MATERIAL FOR THIS EXERCISE

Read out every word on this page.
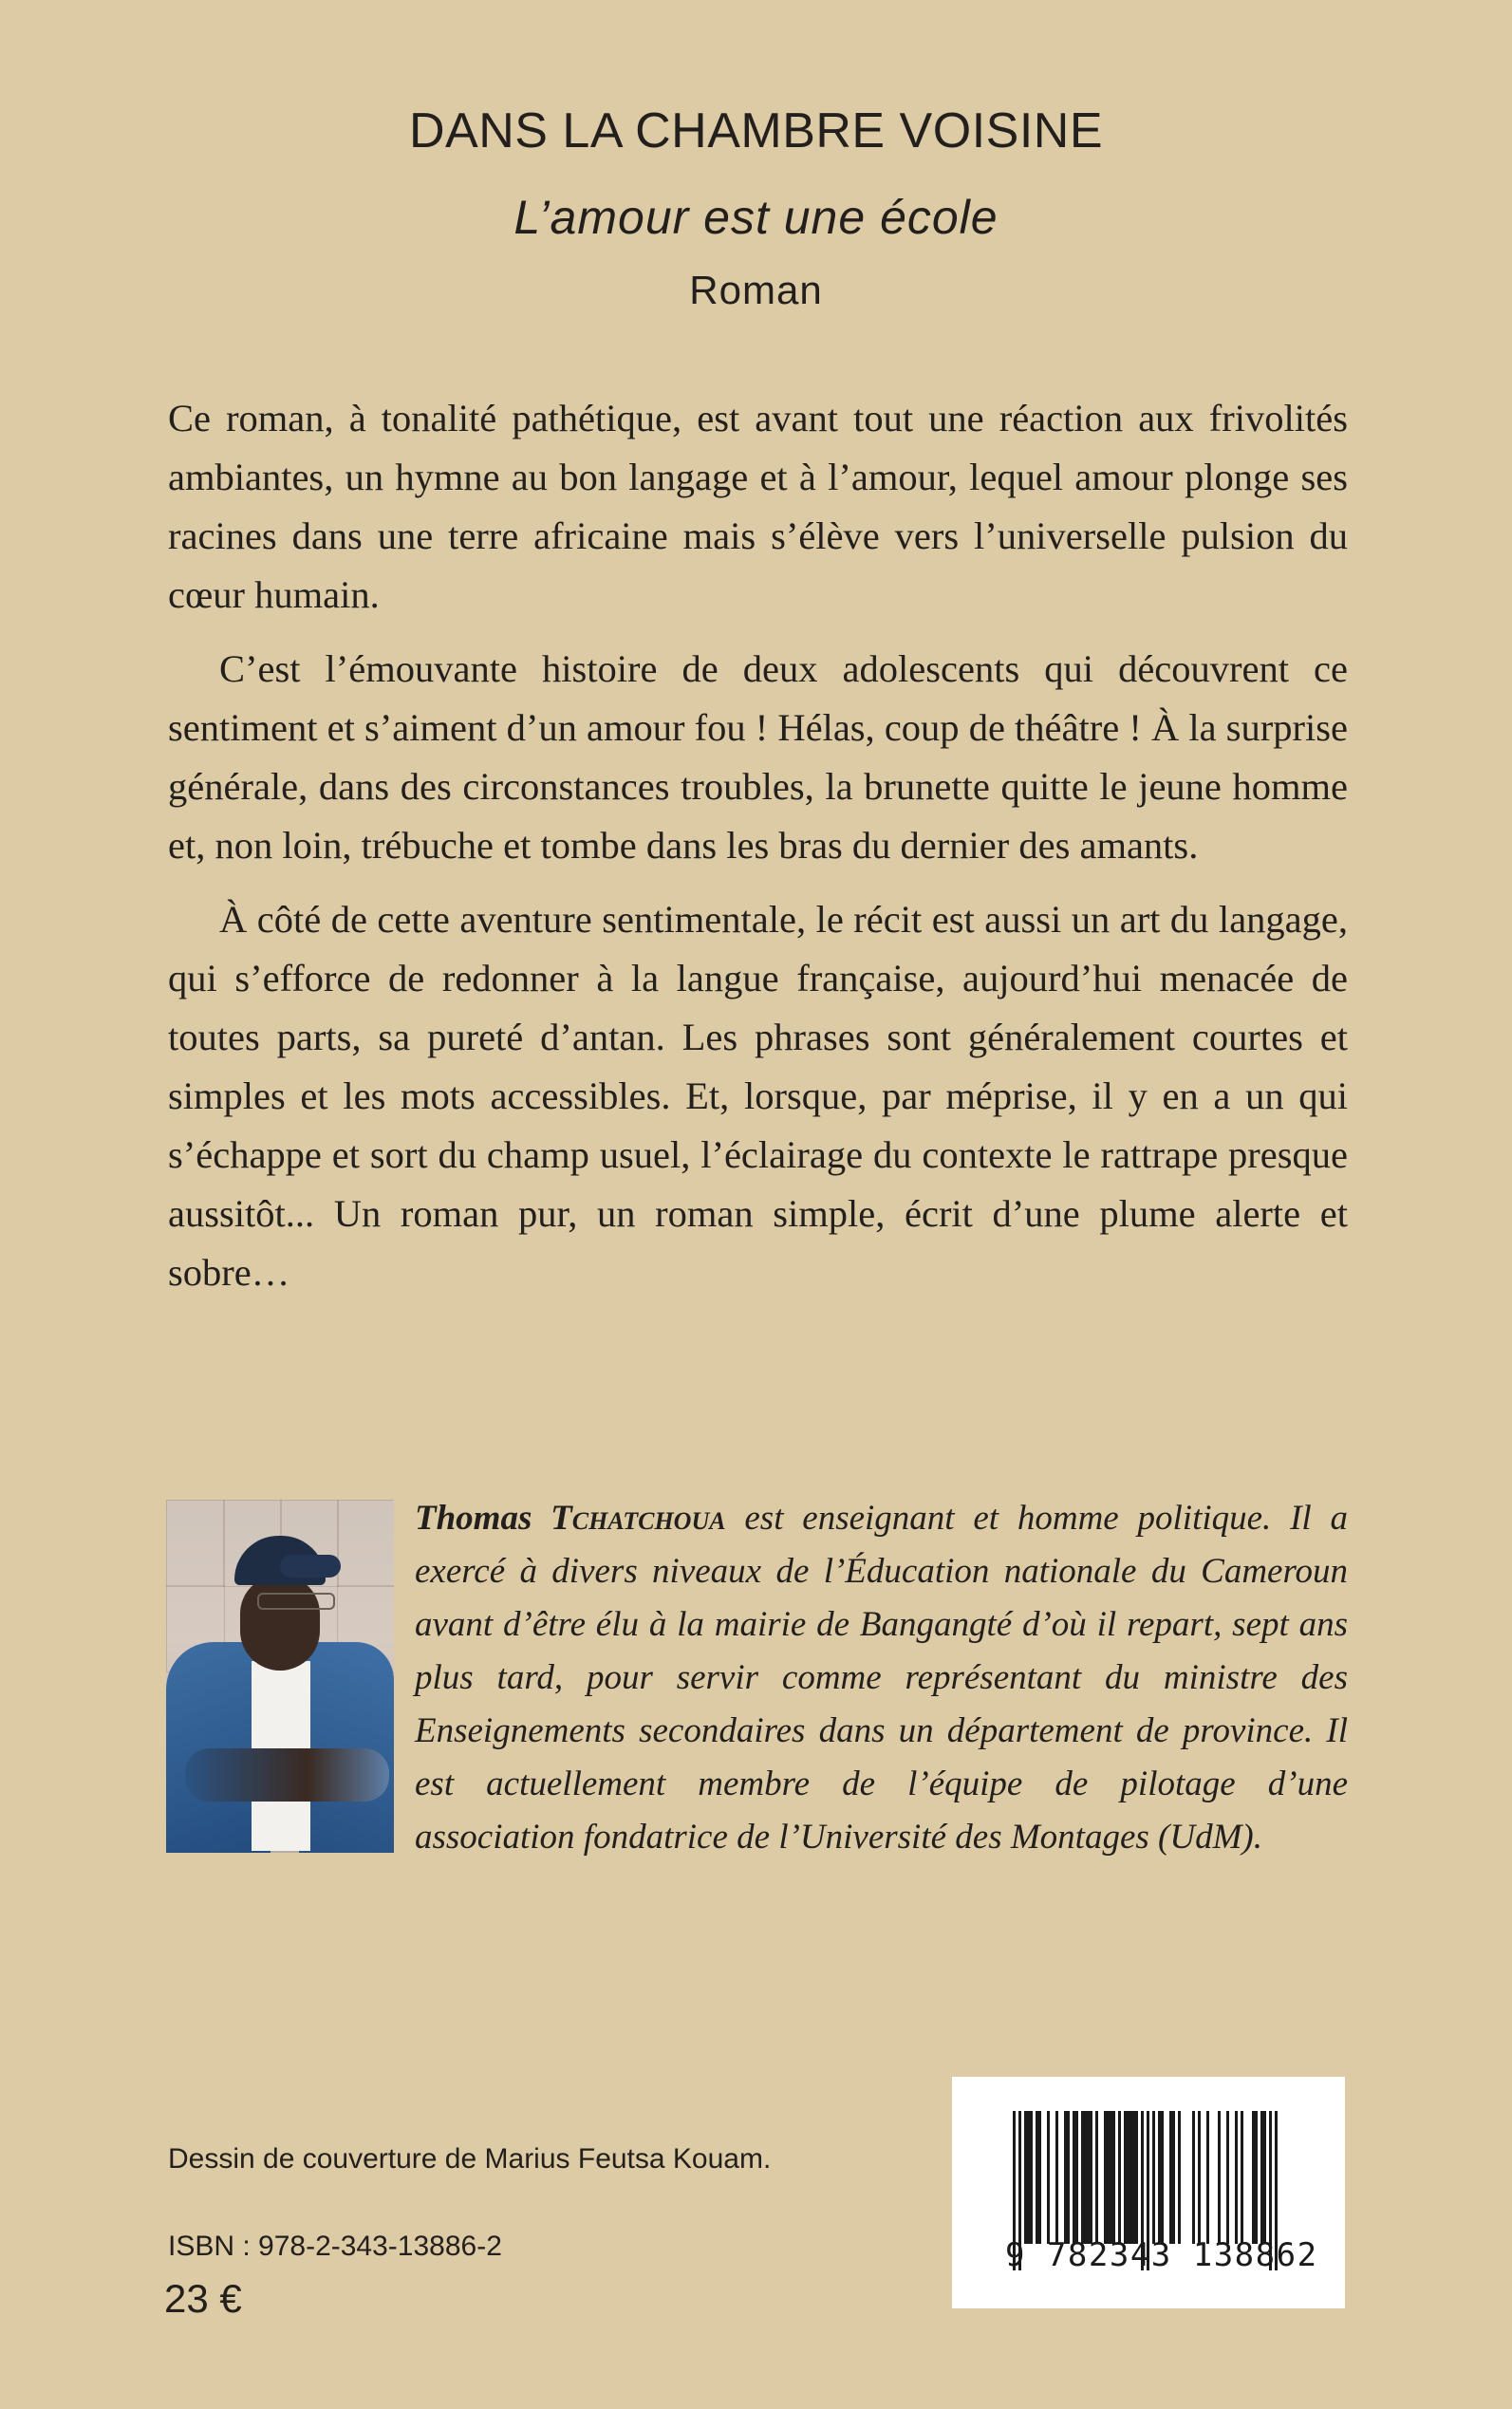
DANS LA CHAMBRE VOISINE
L’amour est une école
Roman

Ce roman, à tonalité pathétique, est avant tout une réaction aux frivolités ambiantes, un hymne au bon langage et à l’amour, lequel amour plonge ses racines dans une terre africaine mais s’élève vers l’universelle pulsion du cœur humain.

C’est l’émouvante histoire de deux adolescents qui découvrent ce sentiment et s’aiment d’un amour fou ! Hélas, coup de théâtre ! À la surprise générale, dans des circonstances troubles, la brunette quitte le jeune homme et, non loin, trébuche et tombe dans les bras du dernier des amants.

À côté de cette aventure sentimentale, le récit est aussi un art du langage, qui s’efforce de redonner à la langue française, aujourd’hui menacée de toutes parts, sa pureté d’antan. Les phrases sont généralement courtes et simples et les mots accessibles. Et, lorsque, par méprise, il y en a un qui s’échappe et sort du champ usuel, l’éclairage du contexte le rattrape presque aussitôt... Un roman pur, un roman simple, écrit d’une plume alerte et sobre…

Thomas Tchatchoua est enseignant et homme politique. Il a exercé à divers niveaux de l’Éducation nationale du Cameroun avant d’être élu à la mairie de Bangangté d’où il repart, sept ans plus tard, pour servir comme représentant du ministre des Enseignements secondaires dans un département de province. Il est actuellement membre de l’équipe de pilotage d’une association fondatrice de l’Université des Montages (UdM).
Dessin de couverture de Marius Feutsa Kouam.
ISBN : 978-2-343-13886-2
23 €
9 782343 138862
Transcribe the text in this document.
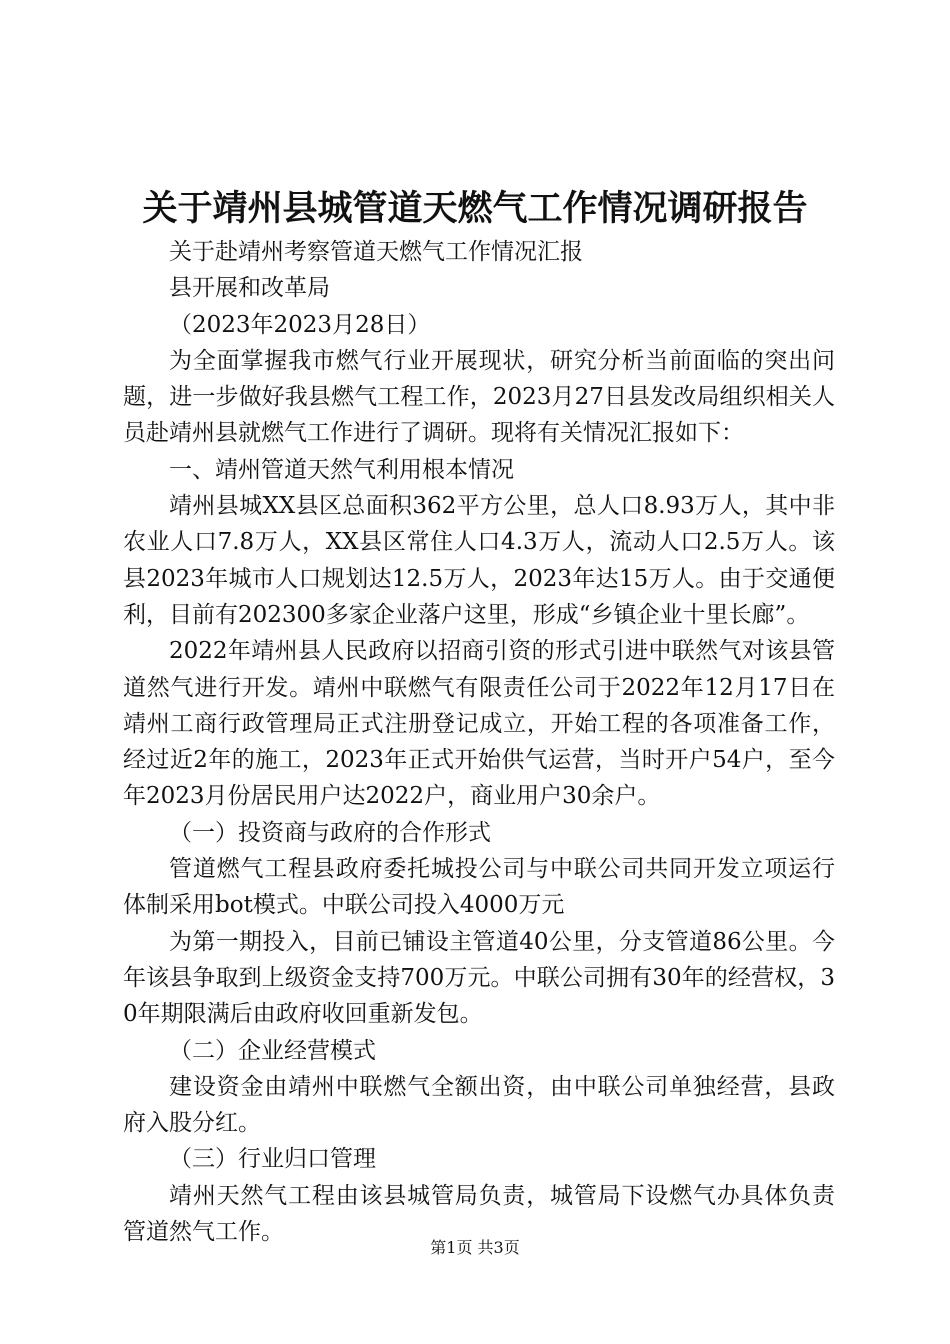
关于靖州县城管道天燃气工作情况调研报告

关于赴靖州考察管道天燃气工作情况汇报

县开展和改革局

（2023年2023月28日）

为全面掌握我市燃气行业开展现状，研究分析当前面临的突出问题，进一步做好我县燃气工程工作，2023月27日县发改局组织相关人员赴靖州县就燃气工作进行了调研。现将有关情况汇报如下：

一、靖州管道天然气利用根本情况

靖州县城XX县区总面积362平方公里，总人口8.93万人，其中非农业人口7.8万人，XX县区常住人口4.3万人，流动人口2.5万人。该县2023年城市人口规划达12.5万人，2023年达15万人。由于交通便利，目前有202300多家企业落户这里，形成“乡镇企业十里长廊”。

2022年靖州县人民政府以招商引资的形式引进中联然气对该县管道然气进行开发。靖州中联燃气有限责任公司于2022年12月17日在靖州工商行政管理局正式注册登记成立，开始工程的各项准备工作，经过近2年的施工，2023年正式开始供气运营，当时开户54户，至今年2023月份居民用户达2022户，商业用户30余户。

（一）投资商与政府的合作形式

管道燃气工程县政府委托城投公司与中联公司共同开发立项运行体制采用bot模式。中联公司投入4000万元

为第一期投入，目前已铺设主管道40公里，分支管道86公里。今年该县争取到上级资金支持700万元。中联公司拥有30年的经营权，30年期限满后由政府收回重新发包。

（二）企业经营模式

建设资金由靖州中联燃气全额出资，由中联公司单独经营，县政府入股分红。

（三）行业归口管理

靖州天然气工程由该县城管局负责，城管局下设燃气办具体负责管道然气工作。

第1页 共3页
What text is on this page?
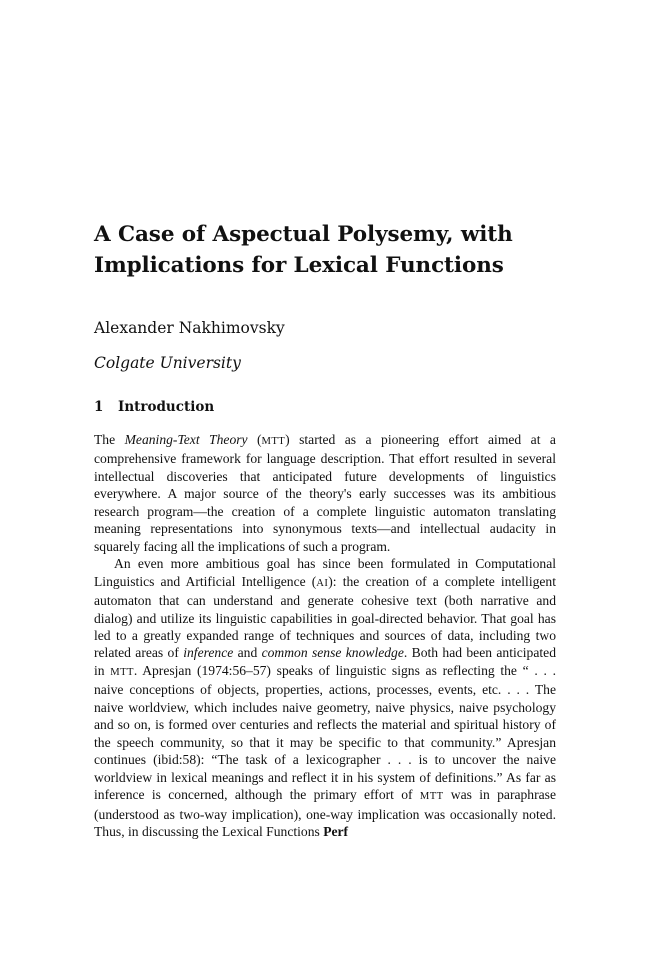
A Case of Aspectual Polysemy, with
Implications for Lexical Functions

Alexander Nakhimovsky

Colgate University

1 Introduction

The Meaning-Text Theory (MTT) started as a pioneering effort aimed at a comprehensive framework for language description. That effort resulted in several intellectual discoveries that anticipated future developments of linguistics everywhere. A major source of the theory's early successes was its ambitious research program—the creation of a complete linguistic automaton translating meaning representations into synonymous texts—and intellectual audacity in squarely facing all the implications of such a program.

An even more ambitious goal has since been formulated in Computational Linguistics and Artificial Intelligence (AI): the creation of a complete intelligent automaton that can understand and generate cohesive text (both narrative and dialog) and utilize its linguistic capabilities in goal-directed behavior. That goal has led to a greatly expanded range of techniques and sources of data, including two related areas of inference and common sense knowledge. Both had been anticipated in MTT. Apresjan (1974:56–57) speaks of linguistic signs as reflecting the “ . . . naive conceptions of objects, properties, actions, processes, events, etc. . . . The naive worldview, which includes naive geometry, naive physics, naive psychology and so on, is formed over centuries and reflects the material and spiritual history of the speech community, so that it may be specific to that community.” Apresjan continues (ibid:58): “The task of a lexicographer . . . is to uncover the naive worldview in lexical meanings and reflect it in his system of definitions.” As far as inference is concerned, although the primary effort of MTT was in paraphrase (understood as two-way implication), one-way implication was occasionally noted. Thus, in discussing the Lexical Functions Perf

WHAT YOU SHOULD DO
Search the data for "page" and list every line in which it occurs.

CORRECT OUTPUT
Read out every word on this page.
What text is on this page?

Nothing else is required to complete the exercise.